DESCRIPTION OF THE TASK:
Leave out the images; return the rest of the data exactly.

** Start SOURCE RECORDS **

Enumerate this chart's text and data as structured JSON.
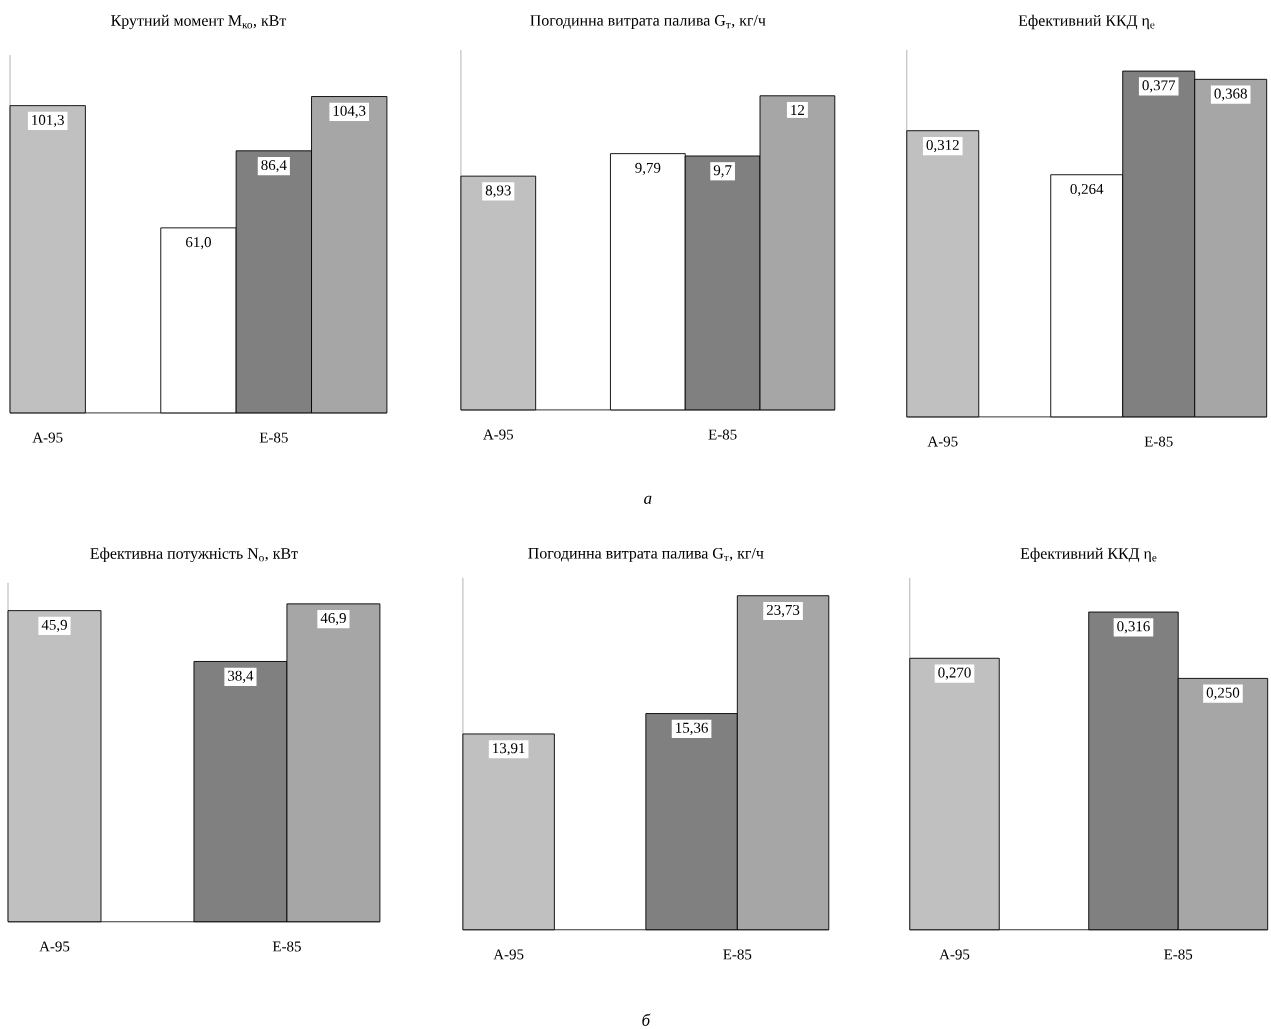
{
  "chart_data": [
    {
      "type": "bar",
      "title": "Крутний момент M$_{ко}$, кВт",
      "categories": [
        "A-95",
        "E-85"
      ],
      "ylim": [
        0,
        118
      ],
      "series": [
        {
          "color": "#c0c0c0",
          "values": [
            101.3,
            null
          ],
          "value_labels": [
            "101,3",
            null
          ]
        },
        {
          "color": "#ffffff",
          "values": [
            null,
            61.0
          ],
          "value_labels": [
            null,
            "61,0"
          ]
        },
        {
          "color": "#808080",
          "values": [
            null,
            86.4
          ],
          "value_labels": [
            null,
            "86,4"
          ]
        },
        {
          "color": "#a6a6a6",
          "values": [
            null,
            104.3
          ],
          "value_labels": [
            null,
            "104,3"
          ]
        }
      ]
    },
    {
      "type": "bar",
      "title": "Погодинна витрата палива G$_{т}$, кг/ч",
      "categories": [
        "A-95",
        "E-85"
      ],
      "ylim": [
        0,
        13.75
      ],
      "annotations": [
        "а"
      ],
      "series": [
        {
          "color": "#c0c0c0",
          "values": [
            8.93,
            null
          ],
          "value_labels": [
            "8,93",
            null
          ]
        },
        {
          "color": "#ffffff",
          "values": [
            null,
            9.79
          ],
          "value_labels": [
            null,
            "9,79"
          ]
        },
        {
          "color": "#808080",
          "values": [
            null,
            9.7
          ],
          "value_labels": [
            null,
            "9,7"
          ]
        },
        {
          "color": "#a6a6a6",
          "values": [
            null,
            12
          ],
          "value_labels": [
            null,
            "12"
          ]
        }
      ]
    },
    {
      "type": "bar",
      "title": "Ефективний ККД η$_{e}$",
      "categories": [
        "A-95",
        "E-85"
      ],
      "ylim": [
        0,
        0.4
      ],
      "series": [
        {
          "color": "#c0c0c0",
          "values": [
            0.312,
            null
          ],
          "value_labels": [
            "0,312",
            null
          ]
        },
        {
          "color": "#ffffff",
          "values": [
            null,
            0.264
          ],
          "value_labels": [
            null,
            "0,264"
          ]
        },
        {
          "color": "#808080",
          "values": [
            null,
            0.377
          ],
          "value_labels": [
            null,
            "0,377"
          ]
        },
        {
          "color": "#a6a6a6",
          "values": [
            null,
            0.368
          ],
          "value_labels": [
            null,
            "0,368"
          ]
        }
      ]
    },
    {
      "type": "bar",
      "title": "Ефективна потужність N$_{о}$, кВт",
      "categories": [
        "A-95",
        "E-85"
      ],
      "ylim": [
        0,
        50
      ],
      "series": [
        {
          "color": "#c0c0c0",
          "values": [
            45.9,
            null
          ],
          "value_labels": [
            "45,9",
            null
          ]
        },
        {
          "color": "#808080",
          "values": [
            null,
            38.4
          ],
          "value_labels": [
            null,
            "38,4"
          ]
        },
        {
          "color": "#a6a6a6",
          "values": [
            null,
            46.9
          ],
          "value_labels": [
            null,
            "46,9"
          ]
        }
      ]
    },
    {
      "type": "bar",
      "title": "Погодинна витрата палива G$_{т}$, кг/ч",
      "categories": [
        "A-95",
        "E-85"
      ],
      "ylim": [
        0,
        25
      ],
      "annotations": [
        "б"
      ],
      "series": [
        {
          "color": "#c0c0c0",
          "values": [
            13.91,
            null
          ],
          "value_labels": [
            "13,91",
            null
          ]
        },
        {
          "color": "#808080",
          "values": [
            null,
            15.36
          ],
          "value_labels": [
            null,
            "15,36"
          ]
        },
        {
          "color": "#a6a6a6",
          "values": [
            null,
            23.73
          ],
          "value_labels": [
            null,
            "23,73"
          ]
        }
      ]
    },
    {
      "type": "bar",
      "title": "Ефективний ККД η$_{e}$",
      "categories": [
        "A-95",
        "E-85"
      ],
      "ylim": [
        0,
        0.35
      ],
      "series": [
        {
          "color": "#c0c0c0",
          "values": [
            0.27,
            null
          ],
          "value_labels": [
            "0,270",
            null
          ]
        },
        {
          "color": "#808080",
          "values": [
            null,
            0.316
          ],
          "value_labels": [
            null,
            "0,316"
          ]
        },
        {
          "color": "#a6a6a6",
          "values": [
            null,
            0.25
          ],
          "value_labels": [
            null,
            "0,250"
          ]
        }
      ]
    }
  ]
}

** End SOURCE RECORDS **

FULL SOLUTION:
Enumerate this chart's text and data as structured JSON.
{
  "chart_data": [
    {
      "type": "bar",
      "title": "Крутний момент M$_{ко}$, кВт",
      "categories": [
        "A-95",
        "E-85"
      ],
      "ylim": [
        0,
        118
      ],
      "series": [
        {
          "color": "#c0c0c0",
          "values": [
            101.3,
            null
          ],
          "value_labels": [
            "101,3",
            null
          ]
        },
        {
          "color": "#ffffff",
          "values": [
            null,
            61.0
          ],
          "value_labels": [
            null,
            "61,0"
          ]
        },
        {
          "color": "#808080",
          "values": [
            null,
            86.4
          ],
          "value_labels": [
            null,
            "86,4"
          ]
        },
        {
          "color": "#a6a6a6",
          "values": [
            null,
            104.3
          ],
          "value_labels": [
            null,
            "104,3"
          ]
        }
      ]
    },
    {
      "type": "bar",
      "title": "Погодинна витрата палива G$_{т}$, кг/ч",
      "categories": [
        "A-95",
        "E-85"
      ],
      "ylim": [
        0,
        13.75
      ],
      "annotations": [
        "а"
      ],
      "series": [
        {
          "color": "#c0c0c0",
          "values": [
            8.93,
            null
          ],
          "value_labels": [
            "8,93",
            null
          ]
        },
        {
          "color": "#ffffff",
          "values": [
            null,
            9.79
          ],
          "value_labels": [
            null,
            "9,79"
          ]
        },
        {
          "color": "#808080",
          "values": [
            null,
            9.7
          ],
          "value_labels": [
            null,
            "9,7"
          ]
        },
        {
          "color": "#a6a6a6",
          "values": [
            null,
            12
          ],
          "value_labels": [
            null,
            "12"
          ]
        }
      ]
    },
    {
      "type": "bar",
      "title": "Ефективний ККД η$_{e}$",
      "categories": [
        "A-95",
        "E-85"
      ],
      "ylim": [
        0,
        0.4
      ],
      "series": [
        {
          "color": "#c0c0c0",
          "values": [
            0.312,
            null
          ],
          "value_labels": [
            "0,312",
            null
          ]
        },
        {
          "color": "#ffffff",
          "values": [
            null,
            0.264
          ],
          "value_labels": [
            null,
            "0,264"
          ]
        },
        {
          "color": "#808080",
          "values": [
            null,
            0.377
          ],
          "value_labels": [
            null,
            "0,377"
          ]
        },
        {
          "color": "#a6a6a6",
          "values": [
            null,
            0.368
          ],
          "value_labels": [
            null,
            "0,368"
          ]
        }
      ]
    },
    {
      "type": "bar",
      "title": "Ефективна потужність N$_{о}$, кВт",
      "categories": [
        "A-95",
        "E-85"
      ],
      "ylim": [
        0,
        50
      ],
      "series": [
        {
          "color": "#c0c0c0",
          "values": [
            45.9,
            null
          ],
          "value_labels": [
            "45,9",
            null
          ]
        },
        {
          "color": "#808080",
          "values": [
            null,
            38.4
          ],
          "value_labels": [
            null,
            "38,4"
          ]
        },
        {
          "color": "#a6a6a6",
          "values": [
            null,
            46.9
          ],
          "value_labels": [
            null,
            "46,9"
          ]
        }
      ]
    },
    {
      "type": "bar",
      "title": "Погодинна витрата палива G$_{т}$, кг/ч",
      "categories": [
        "A-95",
        "E-85"
      ],
      "ylim": [
        0,
        25
      ],
      "annotations": [
        "б"
      ],
      "series": [
        {
          "color": "#c0c0c0",
          "values": [
            13.91,
            null
          ],
          "value_labels": [
            "13,91",
            null
          ]
        },
        {
          "color": "#808080",
          "values": [
            null,
            15.36
          ],
          "value_labels": [
            null,
            "15,36"
          ]
        },
        {
          "color": "#a6a6a6",
          "values": [
            null,
            23.73
          ],
          "value_labels": [
            null,
            "23,73"
          ]
        }
      ]
    },
    {
      "type": "bar",
      "title": "Ефективний ККД η$_{e}$",
      "categories": [
        "A-95",
        "E-85"
      ],
      "ylim": [
        0,
        0.35
      ],
      "series": [
        {
          "color": "#c0c0c0",
          "values": [
            0.27,
            null
          ],
          "value_labels": [
            "0,270",
            null
          ]
        },
        {
          "color": "#808080",
          "values": [
            null,
            0.316
          ],
          "value_labels": [
            null,
            "0,316"
          ]
        },
        {
          "color": "#a6a6a6",
          "values": [
            null,
            0.25
          ],
          "value_labels": [
            null,
            "0,250"
          ]
        }
      ]
    }
  ]
}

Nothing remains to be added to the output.